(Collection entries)
*** Begin section ***

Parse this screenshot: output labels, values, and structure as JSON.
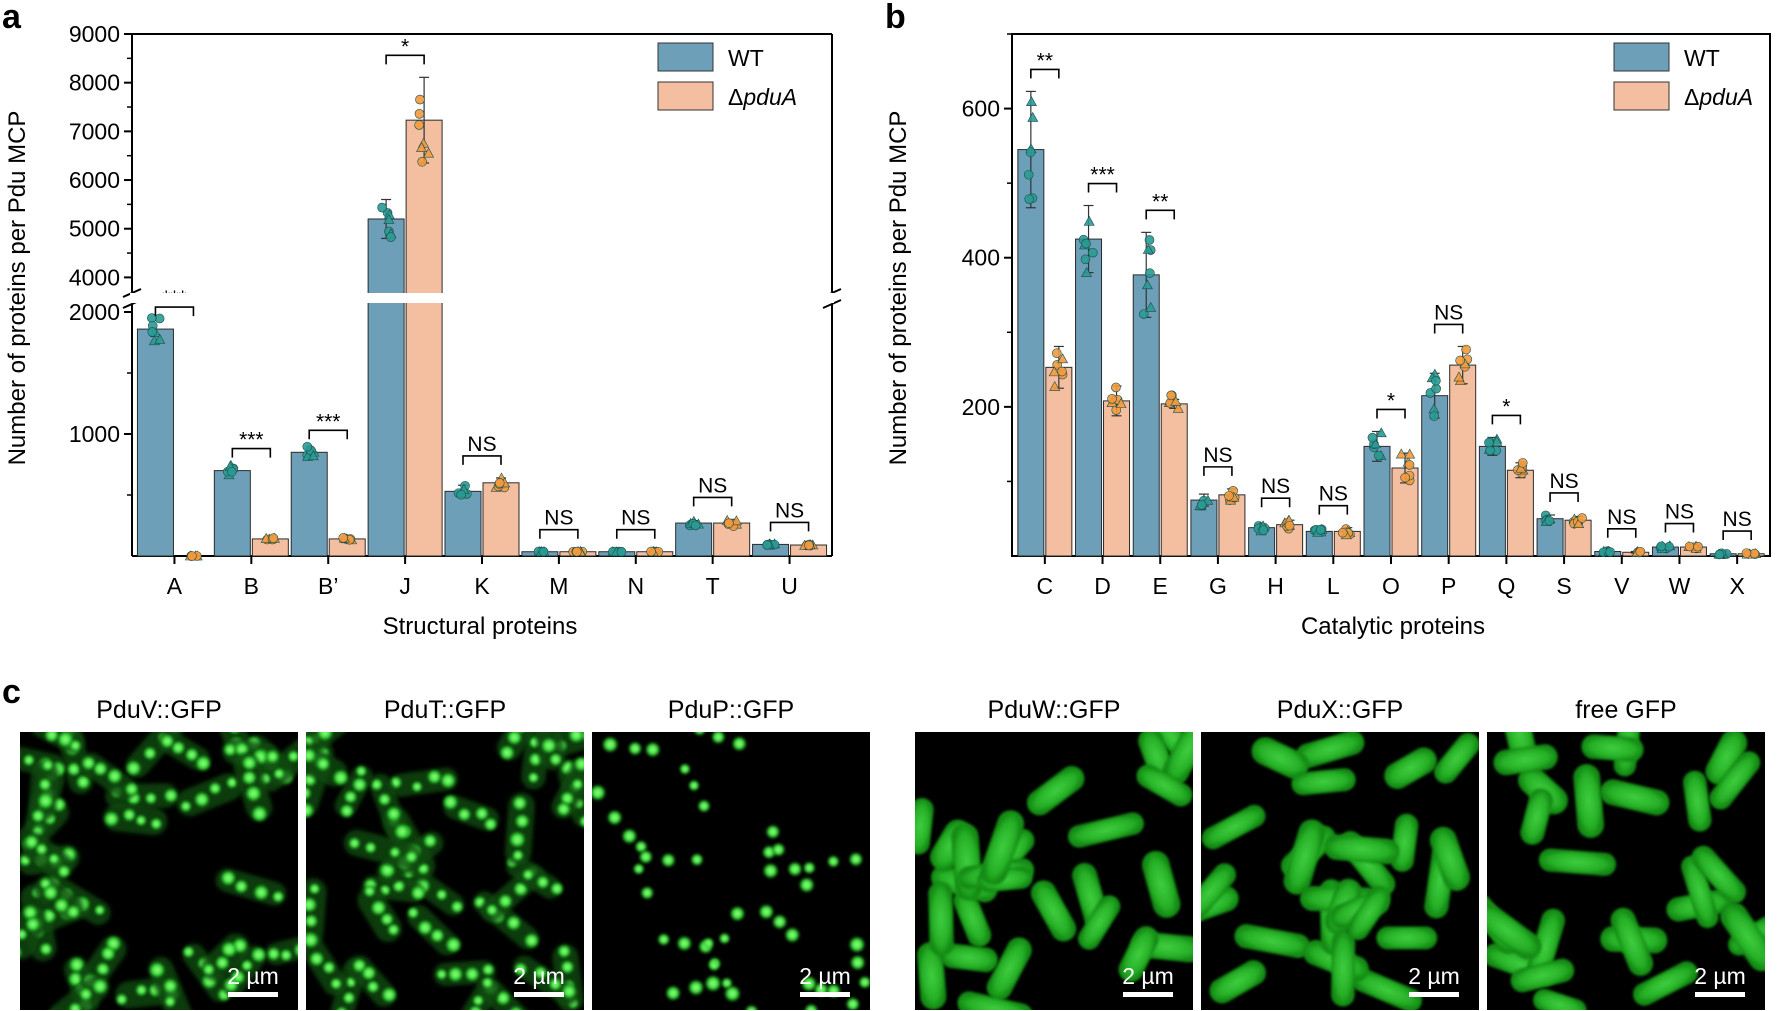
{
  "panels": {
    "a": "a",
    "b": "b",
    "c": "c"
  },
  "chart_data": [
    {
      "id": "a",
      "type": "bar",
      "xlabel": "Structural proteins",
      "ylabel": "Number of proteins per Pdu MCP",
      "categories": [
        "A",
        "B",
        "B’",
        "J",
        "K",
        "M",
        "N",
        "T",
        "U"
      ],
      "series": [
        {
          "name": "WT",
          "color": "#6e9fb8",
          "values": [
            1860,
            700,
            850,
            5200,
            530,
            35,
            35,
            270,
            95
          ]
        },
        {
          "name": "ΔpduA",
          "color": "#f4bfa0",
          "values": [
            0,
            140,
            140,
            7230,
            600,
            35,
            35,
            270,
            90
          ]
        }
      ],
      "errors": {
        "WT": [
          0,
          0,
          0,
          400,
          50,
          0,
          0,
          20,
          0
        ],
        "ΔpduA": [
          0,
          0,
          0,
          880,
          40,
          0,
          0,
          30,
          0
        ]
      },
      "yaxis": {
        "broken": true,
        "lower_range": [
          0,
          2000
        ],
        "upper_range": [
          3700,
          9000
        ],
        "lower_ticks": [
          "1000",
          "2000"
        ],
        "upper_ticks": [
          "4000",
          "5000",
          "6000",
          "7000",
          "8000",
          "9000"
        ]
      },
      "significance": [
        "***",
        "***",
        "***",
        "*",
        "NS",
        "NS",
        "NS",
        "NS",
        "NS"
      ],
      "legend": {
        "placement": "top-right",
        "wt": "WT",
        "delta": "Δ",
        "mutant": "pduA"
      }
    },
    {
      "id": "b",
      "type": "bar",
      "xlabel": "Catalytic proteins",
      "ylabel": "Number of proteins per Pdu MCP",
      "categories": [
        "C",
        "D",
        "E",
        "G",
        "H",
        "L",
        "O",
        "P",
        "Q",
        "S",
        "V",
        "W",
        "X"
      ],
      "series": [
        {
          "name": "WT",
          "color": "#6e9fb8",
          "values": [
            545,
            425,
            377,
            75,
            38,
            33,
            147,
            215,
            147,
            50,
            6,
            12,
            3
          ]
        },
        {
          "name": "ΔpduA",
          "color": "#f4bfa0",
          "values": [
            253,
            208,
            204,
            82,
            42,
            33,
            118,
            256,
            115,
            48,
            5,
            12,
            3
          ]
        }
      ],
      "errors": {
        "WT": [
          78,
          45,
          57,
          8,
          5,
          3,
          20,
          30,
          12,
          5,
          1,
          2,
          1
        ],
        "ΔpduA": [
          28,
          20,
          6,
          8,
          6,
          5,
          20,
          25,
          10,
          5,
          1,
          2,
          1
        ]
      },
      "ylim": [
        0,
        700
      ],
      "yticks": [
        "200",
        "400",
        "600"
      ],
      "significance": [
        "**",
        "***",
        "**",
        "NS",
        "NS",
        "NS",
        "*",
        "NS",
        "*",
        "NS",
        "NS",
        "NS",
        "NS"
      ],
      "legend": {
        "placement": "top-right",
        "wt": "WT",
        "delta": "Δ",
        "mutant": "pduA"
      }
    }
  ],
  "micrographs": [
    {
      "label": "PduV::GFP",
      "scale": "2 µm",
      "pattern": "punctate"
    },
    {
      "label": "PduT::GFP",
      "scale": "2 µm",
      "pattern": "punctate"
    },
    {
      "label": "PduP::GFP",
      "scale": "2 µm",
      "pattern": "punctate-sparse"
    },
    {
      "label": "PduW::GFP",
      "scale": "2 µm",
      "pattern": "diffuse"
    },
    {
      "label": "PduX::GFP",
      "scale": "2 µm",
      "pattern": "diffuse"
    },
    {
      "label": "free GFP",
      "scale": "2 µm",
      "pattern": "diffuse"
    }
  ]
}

*** End section ***

### Work item
Locate the lines above that contain "xlabel" and copy them.

### Task output
      "xlabel": "Structural proteins",
      "xlabel": "Catalytic proteins",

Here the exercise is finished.